SET PROBLEM: Single out the lines that include the word "registry". Copy them.

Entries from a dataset
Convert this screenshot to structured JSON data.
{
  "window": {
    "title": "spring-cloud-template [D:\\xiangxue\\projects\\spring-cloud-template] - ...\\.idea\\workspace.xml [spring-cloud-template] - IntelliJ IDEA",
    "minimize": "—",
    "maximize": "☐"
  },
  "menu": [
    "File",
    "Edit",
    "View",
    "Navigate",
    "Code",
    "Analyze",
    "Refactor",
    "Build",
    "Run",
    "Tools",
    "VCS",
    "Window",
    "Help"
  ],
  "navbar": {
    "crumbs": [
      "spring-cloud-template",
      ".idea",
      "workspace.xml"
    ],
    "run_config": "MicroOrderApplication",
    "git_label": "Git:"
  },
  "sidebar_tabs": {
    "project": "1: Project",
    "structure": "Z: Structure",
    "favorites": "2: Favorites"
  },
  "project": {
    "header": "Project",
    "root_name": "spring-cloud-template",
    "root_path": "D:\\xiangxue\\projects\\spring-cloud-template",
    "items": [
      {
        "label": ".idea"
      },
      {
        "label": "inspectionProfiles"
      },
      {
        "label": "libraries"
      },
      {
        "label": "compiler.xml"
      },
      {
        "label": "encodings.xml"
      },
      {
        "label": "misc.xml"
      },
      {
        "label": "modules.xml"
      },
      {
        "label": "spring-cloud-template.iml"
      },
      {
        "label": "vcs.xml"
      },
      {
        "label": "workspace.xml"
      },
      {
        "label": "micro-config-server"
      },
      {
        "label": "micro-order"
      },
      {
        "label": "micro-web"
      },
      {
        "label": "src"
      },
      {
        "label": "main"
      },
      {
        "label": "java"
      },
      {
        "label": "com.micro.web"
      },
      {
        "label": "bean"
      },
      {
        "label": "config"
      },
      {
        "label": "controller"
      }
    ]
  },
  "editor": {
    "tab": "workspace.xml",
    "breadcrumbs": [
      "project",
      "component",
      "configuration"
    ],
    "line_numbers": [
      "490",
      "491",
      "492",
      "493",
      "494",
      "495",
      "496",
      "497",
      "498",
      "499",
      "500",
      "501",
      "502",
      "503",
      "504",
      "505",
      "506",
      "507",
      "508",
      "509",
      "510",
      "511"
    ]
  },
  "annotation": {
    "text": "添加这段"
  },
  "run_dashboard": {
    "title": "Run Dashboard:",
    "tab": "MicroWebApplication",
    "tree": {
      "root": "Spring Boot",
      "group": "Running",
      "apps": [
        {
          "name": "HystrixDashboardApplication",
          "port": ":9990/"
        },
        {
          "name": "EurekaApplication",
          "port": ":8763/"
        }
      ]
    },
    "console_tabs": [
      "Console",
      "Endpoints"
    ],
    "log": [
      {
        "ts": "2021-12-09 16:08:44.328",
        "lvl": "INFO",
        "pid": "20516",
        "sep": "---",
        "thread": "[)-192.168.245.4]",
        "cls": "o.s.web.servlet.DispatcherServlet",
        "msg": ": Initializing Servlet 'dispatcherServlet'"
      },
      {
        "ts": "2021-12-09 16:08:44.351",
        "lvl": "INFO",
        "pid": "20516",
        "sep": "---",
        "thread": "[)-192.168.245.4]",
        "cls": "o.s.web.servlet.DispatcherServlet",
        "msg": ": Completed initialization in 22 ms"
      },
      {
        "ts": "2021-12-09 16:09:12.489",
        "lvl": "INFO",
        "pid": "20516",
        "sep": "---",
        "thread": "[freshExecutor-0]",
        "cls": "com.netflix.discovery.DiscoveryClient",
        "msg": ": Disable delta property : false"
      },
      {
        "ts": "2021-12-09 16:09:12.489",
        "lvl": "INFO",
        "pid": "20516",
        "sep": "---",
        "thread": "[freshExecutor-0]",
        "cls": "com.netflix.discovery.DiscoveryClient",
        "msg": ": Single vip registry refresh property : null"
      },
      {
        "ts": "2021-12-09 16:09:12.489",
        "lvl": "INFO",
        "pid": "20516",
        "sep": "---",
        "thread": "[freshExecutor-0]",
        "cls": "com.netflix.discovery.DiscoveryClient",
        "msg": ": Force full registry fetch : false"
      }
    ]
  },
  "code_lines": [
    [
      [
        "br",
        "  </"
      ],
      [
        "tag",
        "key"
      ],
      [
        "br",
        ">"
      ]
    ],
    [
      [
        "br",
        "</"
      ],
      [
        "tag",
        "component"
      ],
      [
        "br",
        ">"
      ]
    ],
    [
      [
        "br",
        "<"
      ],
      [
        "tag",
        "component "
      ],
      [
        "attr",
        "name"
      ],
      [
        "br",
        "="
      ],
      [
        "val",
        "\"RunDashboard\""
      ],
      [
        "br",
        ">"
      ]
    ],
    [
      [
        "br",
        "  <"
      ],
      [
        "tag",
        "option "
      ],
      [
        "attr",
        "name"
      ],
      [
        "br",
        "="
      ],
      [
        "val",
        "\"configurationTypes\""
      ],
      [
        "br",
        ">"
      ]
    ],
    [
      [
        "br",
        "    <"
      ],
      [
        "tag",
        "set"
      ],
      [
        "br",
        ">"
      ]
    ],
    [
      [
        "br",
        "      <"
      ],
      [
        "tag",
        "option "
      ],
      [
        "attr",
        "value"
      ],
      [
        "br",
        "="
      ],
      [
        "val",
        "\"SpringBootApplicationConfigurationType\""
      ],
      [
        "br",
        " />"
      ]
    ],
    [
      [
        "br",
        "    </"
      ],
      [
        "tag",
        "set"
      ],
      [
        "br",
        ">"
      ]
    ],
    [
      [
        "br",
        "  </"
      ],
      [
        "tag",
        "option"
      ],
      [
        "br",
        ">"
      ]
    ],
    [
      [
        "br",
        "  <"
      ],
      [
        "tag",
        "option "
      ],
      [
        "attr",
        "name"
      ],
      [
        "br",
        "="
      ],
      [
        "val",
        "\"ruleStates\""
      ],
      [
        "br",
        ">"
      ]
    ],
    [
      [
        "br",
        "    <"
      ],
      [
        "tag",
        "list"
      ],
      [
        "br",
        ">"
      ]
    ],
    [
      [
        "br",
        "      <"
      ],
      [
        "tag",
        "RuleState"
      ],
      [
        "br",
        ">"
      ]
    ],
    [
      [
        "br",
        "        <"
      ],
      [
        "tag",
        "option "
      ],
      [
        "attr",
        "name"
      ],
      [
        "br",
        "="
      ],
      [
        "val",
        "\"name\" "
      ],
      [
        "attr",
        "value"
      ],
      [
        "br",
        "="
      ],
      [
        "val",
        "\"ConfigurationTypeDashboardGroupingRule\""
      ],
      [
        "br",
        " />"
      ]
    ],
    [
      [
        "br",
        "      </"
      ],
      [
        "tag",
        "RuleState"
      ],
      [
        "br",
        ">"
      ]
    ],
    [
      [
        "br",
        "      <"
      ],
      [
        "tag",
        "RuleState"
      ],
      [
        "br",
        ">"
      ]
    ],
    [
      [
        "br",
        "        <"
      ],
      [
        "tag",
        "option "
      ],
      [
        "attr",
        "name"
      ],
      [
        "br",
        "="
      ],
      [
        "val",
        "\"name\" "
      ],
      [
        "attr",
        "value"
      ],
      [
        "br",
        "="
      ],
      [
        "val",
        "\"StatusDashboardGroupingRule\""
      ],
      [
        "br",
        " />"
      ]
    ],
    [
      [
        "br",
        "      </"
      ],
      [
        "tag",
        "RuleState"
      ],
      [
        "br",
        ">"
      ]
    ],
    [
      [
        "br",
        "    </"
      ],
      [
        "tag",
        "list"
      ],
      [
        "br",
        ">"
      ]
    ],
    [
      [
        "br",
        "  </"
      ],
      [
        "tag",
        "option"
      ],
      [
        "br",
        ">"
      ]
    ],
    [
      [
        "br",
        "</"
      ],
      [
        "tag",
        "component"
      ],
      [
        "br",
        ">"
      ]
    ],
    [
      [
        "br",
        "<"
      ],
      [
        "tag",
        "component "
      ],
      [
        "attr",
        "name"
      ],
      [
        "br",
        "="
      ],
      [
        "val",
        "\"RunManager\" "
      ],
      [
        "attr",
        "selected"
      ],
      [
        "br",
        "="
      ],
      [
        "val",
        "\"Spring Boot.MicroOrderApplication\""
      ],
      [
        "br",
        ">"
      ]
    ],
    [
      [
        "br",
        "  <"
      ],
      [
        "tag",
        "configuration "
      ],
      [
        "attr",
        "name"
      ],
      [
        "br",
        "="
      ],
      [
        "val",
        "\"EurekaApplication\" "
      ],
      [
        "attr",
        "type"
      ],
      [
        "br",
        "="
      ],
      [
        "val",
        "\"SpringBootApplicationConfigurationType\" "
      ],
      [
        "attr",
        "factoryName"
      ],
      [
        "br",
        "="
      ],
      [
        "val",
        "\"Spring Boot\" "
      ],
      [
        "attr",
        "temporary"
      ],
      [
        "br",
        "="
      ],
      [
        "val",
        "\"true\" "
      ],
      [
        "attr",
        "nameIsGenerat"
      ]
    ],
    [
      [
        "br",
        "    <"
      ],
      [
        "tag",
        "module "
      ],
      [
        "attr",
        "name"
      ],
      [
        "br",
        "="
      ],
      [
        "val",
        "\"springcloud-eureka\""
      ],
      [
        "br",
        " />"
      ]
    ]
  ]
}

SOLUTION:
        "msg": ": Single vip registry refresh property : null"
        "msg": ": Force full registry fetch : false"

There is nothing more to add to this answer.